■ **PROBLEM STATEMENT**
All lines holding the string "depressed" are to be shown.

Saved data entries:
-=-=-

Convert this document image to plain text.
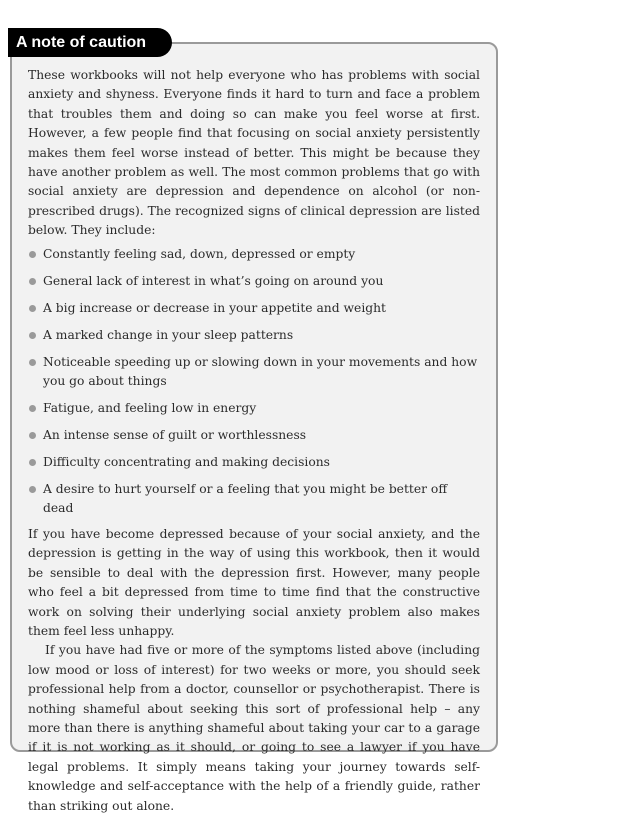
A note of caution

These workbooks will not help everyone who has problems with social anxiety and shyness. Everyone finds it hard to turn and face a problem that troubles them and doing so can make you feel worse at first. However, a few people find that focusing on social anxiety persistently makes them feel worse instead of better. This might be because they have another problem as well. The most common problems that go with social anxiety are depression and dependence on alcohol (or non-prescribed drugs). The recognized signs of clinical depression are listed below. They include:

Constantly feeling sad, down, depressed or empty
General lack of interest in what’s going on around you
A big increase or decrease in your appetite and weight
A marked change in your sleep patterns
Noticeable speeding up or slowing down in your movements and how you go about things
Fatigue, and feeling low in energy
An intense sense of guilt or worthlessness
Difficulty concentrating and making decisions
A desire to hurt yourself or a feeling that you might be better off dead

If you have become depressed because of your social anxiety, and the depression is getting in the way of using this workbook, then it would be sensible to deal with the depression first. However, many people who feel a bit depressed from time to time find that the constructive work on solving their underlying social anxiety problem also makes them feel less unhappy.

If you have had five or more of the symptoms listed above (including low mood or loss of interest) for two weeks or more, you should seek professional help from a doctor, counsellor or psychotherapist. There is nothing shameful about seeking this sort of professional help – any more than there is anything shameful about taking your car to a garage if it is not working as it should, or going to see a lawyer if you have legal problems. It simply means taking your journey towards self-knowledge and self-acceptance with the help of a friendly guide, rather than striking out alone.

-=-=-

■ **RESPONSE**
Constantly feeling sad, down, depressed or empty
If you have become depressed because of your social anxiety, and the depression is getting in the way of using this workbook, then it would be sensible to deal with the depression first. However, many people who feel a bit depressed from time to time find that the constructive work on solving their underlying social anxiety problem also makes them feel less unhappy.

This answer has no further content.